Assignment →
Search the records below for the word "color". Copy each line where it occurs.

Extracted data entries →
**********
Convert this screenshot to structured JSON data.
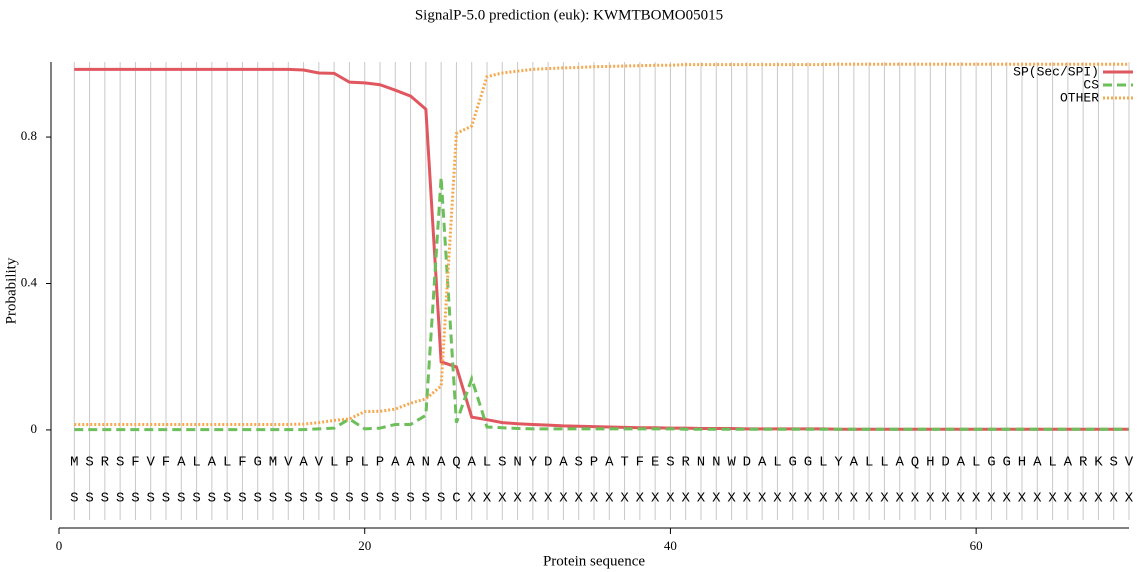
{
  "chart_data": {
    "type": "line",
    "title": "SignalP-5.0 prediction (euk):  KWMTBOMO05015",
    "xlabel": "Protein sequence",
    "ylabel": "Probability",
    "x": [
      1,
      2,
      3,
      4,
      5,
      6,
      7,
      8,
      9,
      10,
      11,
      12,
      13,
      14,
      15,
      16,
      17,
      18,
      19,
      20,
      21,
      22,
      23,
      24,
      25,
      26,
      27,
      28,
      29,
      30,
      31,
      32,
      33,
      34,
      35,
      36,
      37,
      38,
      39,
      40,
      41,
      42,
      43,
      44,
      45,
      46,
      47,
      48,
      49,
      50,
      51,
      52,
      53,
      54,
      55,
      56,
      57,
      58,
      59,
      60,
      61,
      62,
      63,
      64,
      65,
      66,
      67,
      68,
      69,
      70
    ],
    "residues": [
      "M",
      "S",
      "R",
      "S",
      "F",
      "V",
      "F",
      "A",
      "L",
      "A",
      "L",
      "F",
      "G",
      "M",
      "V",
      "A",
      "V",
      "L",
      "P",
      "L",
      "P",
      "A",
      "A",
      "N",
      "A",
      "Q",
      "A",
      "L",
      "S",
      "N",
      "Y",
      "D",
      "A",
      "S",
      "P",
      "A",
      "T",
      "F",
      "E",
      "S",
      "R",
      "N",
      "N",
      "W",
      "D",
      "A",
      "L",
      "G",
      "G",
      "L",
      "Y",
      "A",
      "L",
      "L",
      "A",
      "Q",
      "H",
      "D",
      "A",
      "L",
      "G",
      "G",
      "H",
      "A",
      "L",
      "A",
      "R",
      "K",
      "S",
      "V"
    ],
    "annotations": [
      "S",
      "S",
      "S",
      "S",
      "S",
      "S",
      "S",
      "S",
      "S",
      "S",
      "S",
      "S",
      "S",
      "S",
      "S",
      "S",
      "S",
      "S",
      "S",
      "S",
      "S",
      "S",
      "S",
      "S",
      "S",
      "C",
      "X",
      "X",
      "X",
      "X",
      "X",
      "X",
      "X",
      "X",
      "X",
      "X",
      "X",
      "X",
      "X",
      "X",
      "X",
      "X",
      "X",
      "X",
      "X",
      "X",
      "X",
      "X",
      "X",
      "X",
      "X",
      "X",
      "X",
      "X",
      "X",
      "X",
      "X",
      "X",
      "X",
      "X",
      "X",
      "X",
      "X",
      "X",
      "X",
      "X",
      "X",
      "X",
      "X",
      "X"
    ],
    "series": [
      {
        "name": "SP(Sec/SPI)",
        "color": "#e0575f",
        "linestyle": "solid",
        "values": [
          0.985,
          0.985,
          0.985,
          0.985,
          0.985,
          0.985,
          0.985,
          0.985,
          0.985,
          0.985,
          0.985,
          0.985,
          0.985,
          0.985,
          0.985,
          0.983,
          0.975,
          0.974,
          0.95,
          0.948,
          0.943,
          0.928,
          0.912,
          0.876,
          0.186,
          0.172,
          0.035,
          0.028,
          0.02,
          0.017,
          0.015,
          0.013,
          0.011,
          0.01,
          0.009,
          0.008,
          0.007,
          0.006,
          0.006,
          0.005,
          0.005,
          0.004,
          0.004,
          0.004,
          0.003,
          0.003,
          0.003,
          0.003,
          0.003,
          0.003,
          0.002,
          0.002,
          0.002,
          0.002,
          0.002,
          0.002,
          0.002,
          0.002,
          0.002,
          0.002,
          0.002,
          0.002,
          0.002,
          0.002,
          0.002,
          0.002,
          0.002,
          0.002,
          0.002,
          0.002
        ]
      },
      {
        "name": "CS",
        "color": "#6cbf5a",
        "linestyle": "dashed",
        "values": [
          0.001,
          0.001,
          0.001,
          0.001,
          0.001,
          0.001,
          0.001,
          0.001,
          0.001,
          0.001,
          0.001,
          0.001,
          0.001,
          0.001,
          0.001,
          0.001,
          0.003,
          0.005,
          0.03,
          0.003,
          0.005,
          0.015,
          0.015,
          0.04,
          0.69,
          0.02,
          0.14,
          0.008,
          0.006,
          0.004,
          0.003,
          0.003,
          0.003,
          0.003,
          0.003,
          0.003,
          0.003,
          0.003,
          0.003,
          0.003,
          0.002,
          0.002,
          0.002,
          0.002,
          0.002,
          0.002,
          0.002,
          0.002,
          0.002,
          0.002,
          0.002,
          0.002,
          0.002,
          0.002,
          0.002,
          0.002,
          0.002,
          0.002,
          0.002,
          0.002,
          0.002,
          0.002,
          0.002,
          0.002,
          0.002,
          0.002,
          0.002,
          0.002,
          0.002,
          0.002
        ]
      },
      {
        "name": "OTHER",
        "color": "#f5a84e",
        "linestyle": "dotted",
        "values": [
          0.015,
          0.015,
          0.015,
          0.015,
          0.015,
          0.015,
          0.015,
          0.015,
          0.015,
          0.015,
          0.015,
          0.015,
          0.015,
          0.015,
          0.015,
          0.016,
          0.02,
          0.026,
          0.03,
          0.05,
          0.051,
          0.057,
          0.073,
          0.085,
          0.12,
          0.81,
          0.83,
          0.965,
          0.975,
          0.98,
          0.985,
          0.987,
          0.989,
          0.99,
          0.992,
          0.993,
          0.994,
          0.995,
          0.996,
          0.996,
          0.998,
          0.998,
          0.998,
          0.998,
          0.998,
          0.998,
          0.998,
          0.998,
          0.998,
          0.998,
          0.999,
          0.999,
          0.999,
          0.999,
          0.999,
          0.999,
          0.999,
          0.999,
          0.999,
          0.999,
          0.999,
          0.999,
          0.999,
          0.999,
          0.999,
          0.999,
          0.999,
          0.999,
          0.999,
          0.999
        ]
      }
    ],
    "xlim": [
      0,
      70
    ],
    "xticks": [
      0,
      20,
      40,
      60
    ],
    "ylim": [
      -0.246,
      1.005
    ],
    "yticks": [
      0,
      0.4,
      0.8
    ],
    "legend": "upper right"
  }
}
**********
Worked solution →
        "color": "#e0575f",
        "color": "#6cbf5a",
        "color": "#f5a84e",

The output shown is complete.